■ What needs to be done
Each line that holds the word "name" counts once; give the total for the records below and nothing else.

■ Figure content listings
════
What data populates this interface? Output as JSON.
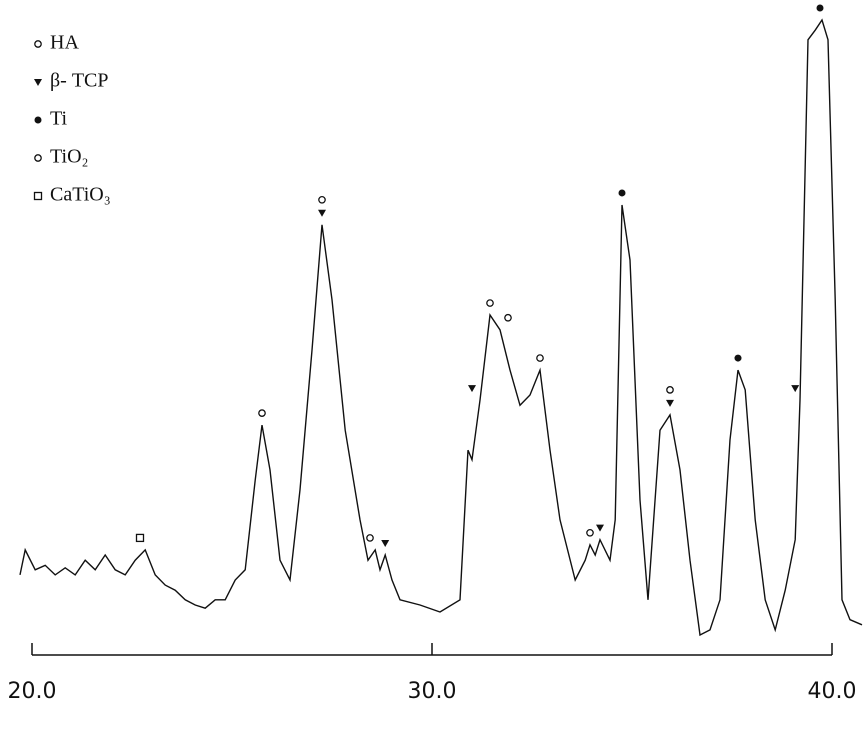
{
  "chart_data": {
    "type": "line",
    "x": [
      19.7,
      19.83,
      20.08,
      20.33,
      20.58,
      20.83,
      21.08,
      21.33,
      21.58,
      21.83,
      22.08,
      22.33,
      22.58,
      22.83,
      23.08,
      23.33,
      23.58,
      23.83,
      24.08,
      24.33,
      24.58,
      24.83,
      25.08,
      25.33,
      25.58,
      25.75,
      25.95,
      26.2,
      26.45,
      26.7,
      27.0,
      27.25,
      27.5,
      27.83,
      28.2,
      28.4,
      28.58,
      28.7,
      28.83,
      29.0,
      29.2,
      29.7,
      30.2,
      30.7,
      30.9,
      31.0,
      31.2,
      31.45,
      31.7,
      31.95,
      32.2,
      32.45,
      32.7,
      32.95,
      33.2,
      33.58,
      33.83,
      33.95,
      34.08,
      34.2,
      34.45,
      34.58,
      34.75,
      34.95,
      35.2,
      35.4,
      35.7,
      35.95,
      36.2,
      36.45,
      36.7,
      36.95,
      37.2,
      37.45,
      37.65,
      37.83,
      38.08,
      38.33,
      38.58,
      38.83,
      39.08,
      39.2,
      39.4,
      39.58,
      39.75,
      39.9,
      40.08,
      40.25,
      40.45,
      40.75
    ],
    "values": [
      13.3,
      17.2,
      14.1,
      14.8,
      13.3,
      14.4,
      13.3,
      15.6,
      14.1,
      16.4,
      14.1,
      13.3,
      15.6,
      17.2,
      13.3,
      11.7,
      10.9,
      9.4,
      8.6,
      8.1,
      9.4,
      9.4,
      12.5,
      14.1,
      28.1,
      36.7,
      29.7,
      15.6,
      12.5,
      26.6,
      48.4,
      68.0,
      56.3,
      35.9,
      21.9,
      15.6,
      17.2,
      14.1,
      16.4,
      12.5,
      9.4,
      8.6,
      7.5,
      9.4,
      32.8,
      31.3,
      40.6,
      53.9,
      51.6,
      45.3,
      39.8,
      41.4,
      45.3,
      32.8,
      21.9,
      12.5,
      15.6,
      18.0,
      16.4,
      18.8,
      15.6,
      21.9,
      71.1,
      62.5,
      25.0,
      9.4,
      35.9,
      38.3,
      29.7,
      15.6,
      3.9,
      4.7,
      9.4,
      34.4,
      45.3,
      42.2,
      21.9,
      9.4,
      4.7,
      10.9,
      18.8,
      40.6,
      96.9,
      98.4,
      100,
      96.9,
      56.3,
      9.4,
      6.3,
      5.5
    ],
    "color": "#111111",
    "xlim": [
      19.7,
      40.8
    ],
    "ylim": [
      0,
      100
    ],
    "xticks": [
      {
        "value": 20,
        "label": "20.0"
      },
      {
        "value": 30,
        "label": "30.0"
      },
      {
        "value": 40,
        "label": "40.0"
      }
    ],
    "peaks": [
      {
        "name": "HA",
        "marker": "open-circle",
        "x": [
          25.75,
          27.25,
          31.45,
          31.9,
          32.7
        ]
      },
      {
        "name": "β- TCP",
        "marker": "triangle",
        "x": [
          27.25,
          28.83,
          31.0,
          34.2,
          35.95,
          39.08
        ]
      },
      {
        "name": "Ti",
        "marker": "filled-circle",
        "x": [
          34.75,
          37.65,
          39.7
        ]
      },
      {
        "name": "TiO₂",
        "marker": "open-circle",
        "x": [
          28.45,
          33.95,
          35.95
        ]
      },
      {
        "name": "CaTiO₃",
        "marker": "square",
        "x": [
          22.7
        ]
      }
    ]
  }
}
════
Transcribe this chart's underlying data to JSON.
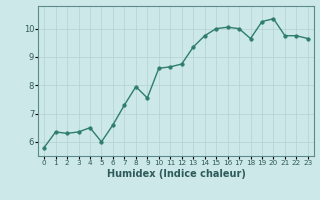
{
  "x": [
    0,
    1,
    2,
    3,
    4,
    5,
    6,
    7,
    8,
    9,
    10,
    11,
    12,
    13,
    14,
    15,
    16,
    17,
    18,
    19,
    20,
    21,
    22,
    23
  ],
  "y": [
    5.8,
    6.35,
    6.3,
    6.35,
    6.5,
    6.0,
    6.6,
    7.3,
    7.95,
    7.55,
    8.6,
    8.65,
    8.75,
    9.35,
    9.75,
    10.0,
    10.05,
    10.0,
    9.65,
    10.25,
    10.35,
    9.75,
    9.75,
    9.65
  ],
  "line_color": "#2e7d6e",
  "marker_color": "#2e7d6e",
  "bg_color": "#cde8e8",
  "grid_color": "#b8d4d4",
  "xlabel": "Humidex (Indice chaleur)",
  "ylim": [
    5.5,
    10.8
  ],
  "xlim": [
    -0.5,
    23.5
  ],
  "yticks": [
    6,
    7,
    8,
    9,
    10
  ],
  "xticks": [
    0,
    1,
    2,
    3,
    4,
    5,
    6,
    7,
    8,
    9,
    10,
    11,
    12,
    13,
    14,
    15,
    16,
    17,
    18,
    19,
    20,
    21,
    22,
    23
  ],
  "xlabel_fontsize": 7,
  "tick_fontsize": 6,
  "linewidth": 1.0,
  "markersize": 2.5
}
════
■ Exercise solution
5